What needs to be done:
Copy each line that contains the string "actual".

Records to use:
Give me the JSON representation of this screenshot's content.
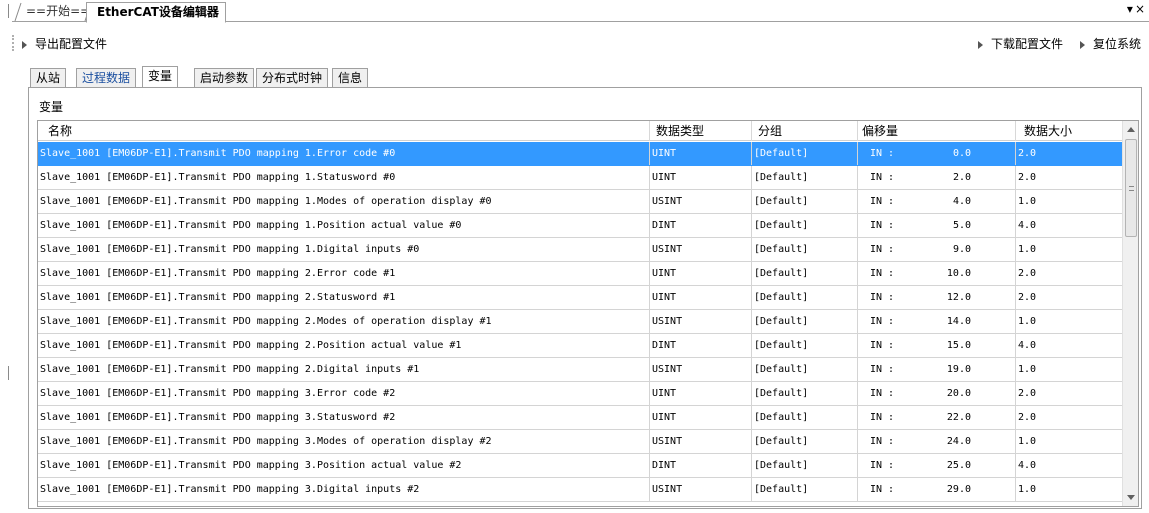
{
  "document_tabs": [
    {
      "label": "==开始=="
    },
    {
      "label": "EtherCAT设备编辑器"
    }
  ],
  "window_controls": {
    "dropdown": "▾",
    "close": "×"
  },
  "toolbar": {
    "export_label": "导出配置文件",
    "download_label": "下载配置文件",
    "reset_label": "复位系统"
  },
  "sub_tabs": [
    {
      "label": "从站"
    },
    {
      "label": "过程数据"
    },
    {
      "label": "变量"
    },
    {
      "label": "启动参数"
    },
    {
      "label": "分布式时钟"
    },
    {
      "label": "信息"
    }
  ],
  "active_sub_tab": "变量",
  "panel": {
    "title": "变量"
  },
  "table": {
    "columns": [
      "名称",
      "数据类型",
      "分组",
      "偏移量",
      "数据大小"
    ],
    "selected_row": 0,
    "rows": [
      {
        "name": "Slave_1001 [EM06DP-E1].Transmit PDO mapping 1.Error code #0",
        "type": "UINT",
        "group": "[Default]",
        "dir": "IN :",
        "offset": "0.0",
        "size": "2.0"
      },
      {
        "name": "Slave_1001 [EM06DP-E1].Transmit PDO mapping 1.Statusword #0",
        "type": "UINT",
        "group": "[Default]",
        "dir": "IN :",
        "offset": "2.0",
        "size": "2.0"
      },
      {
        "name": "Slave_1001 [EM06DP-E1].Transmit PDO mapping 1.Modes of operation display #0",
        "type": "USINT",
        "group": "[Default]",
        "dir": "IN :",
        "offset": "4.0",
        "size": "1.0"
      },
      {
        "name": "Slave_1001 [EM06DP-E1].Transmit PDO mapping 1.Position actual value #0",
        "type": "DINT",
        "group": "[Default]",
        "dir": "IN :",
        "offset": "5.0",
        "size": "4.0"
      },
      {
        "name": "Slave_1001 [EM06DP-E1].Transmit PDO mapping 1.Digital inputs #0",
        "type": "USINT",
        "group": "[Default]",
        "dir": "IN :",
        "offset": "9.0",
        "size": "1.0"
      },
      {
        "name": "Slave_1001 [EM06DP-E1].Transmit PDO mapping 2.Error code #1",
        "type": "UINT",
        "group": "[Default]",
        "dir": "IN :",
        "offset": "10.0",
        "size": "2.0"
      },
      {
        "name": "Slave_1001 [EM06DP-E1].Transmit PDO mapping 2.Statusword #1",
        "type": "UINT",
        "group": "[Default]",
        "dir": "IN :",
        "offset": "12.0",
        "size": "2.0"
      },
      {
        "name": "Slave_1001 [EM06DP-E1].Transmit PDO mapping 2.Modes of operation display #1",
        "type": "USINT",
        "group": "[Default]",
        "dir": "IN :",
        "offset": "14.0",
        "size": "1.0"
      },
      {
        "name": "Slave_1001 [EM06DP-E1].Transmit PDO mapping 2.Position actual value #1",
        "type": "DINT",
        "group": "[Default]",
        "dir": "IN :",
        "offset": "15.0",
        "size": "4.0"
      },
      {
        "name": "Slave_1001 [EM06DP-E1].Transmit PDO mapping 2.Digital inputs #1",
        "type": "USINT",
        "group": "[Default]",
        "dir": "IN :",
        "offset": "19.0",
        "size": "1.0"
      },
      {
        "name": "Slave_1001 [EM06DP-E1].Transmit PDO mapping 3.Error code #2",
        "type": "UINT",
        "group": "[Default]",
        "dir": "IN :",
        "offset": "20.0",
        "size": "2.0"
      },
      {
        "name": "Slave_1001 [EM06DP-E1].Transmit PDO mapping 3.Statusword #2",
        "type": "UINT",
        "group": "[Default]",
        "dir": "IN :",
        "offset": "22.0",
        "size": "2.0"
      },
      {
        "name": "Slave_1001 [EM06DP-E1].Transmit PDO mapping 3.Modes of operation display #2",
        "type": "USINT",
        "group": "[Default]",
        "dir": "IN :",
        "offset": "24.0",
        "size": "1.0"
      },
      {
        "name": "Slave_1001 [EM06DP-E1].Transmit PDO mapping 3.Position actual value #2",
        "type": "DINT",
        "group": "[Default]",
        "dir": "IN :",
        "offset": "25.0",
        "size": "4.0"
      },
      {
        "name": "Slave_1001 [EM06DP-E1].Transmit PDO mapping 3.Digital inputs #2",
        "type": "USINT",
        "group": "[Default]",
        "dir": "IN :",
        "offset": "29.0",
        "size": "1.0"
      }
    ]
  },
  "colors": {
    "selection": "#3399ff",
    "active_tab_text": "#1a4fa0"
  },
  "icons": {
    "toolbar_arrow": "play-arrow-icon",
    "scroll_up": "scroll-up-icon",
    "scroll_down": "scroll-down-icon"
  }
}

Result of the task:
        "name": "Slave_1001 [EM06DP-E1].Transmit PDO mapping 1.Position actual value #0",
        "name": "Slave_1001 [EM06DP-E1].Transmit PDO mapping 2.Position actual value #1",
        "name": "Slave_1001 [EM06DP-E1].Transmit PDO mapping 3.Position actual value #2",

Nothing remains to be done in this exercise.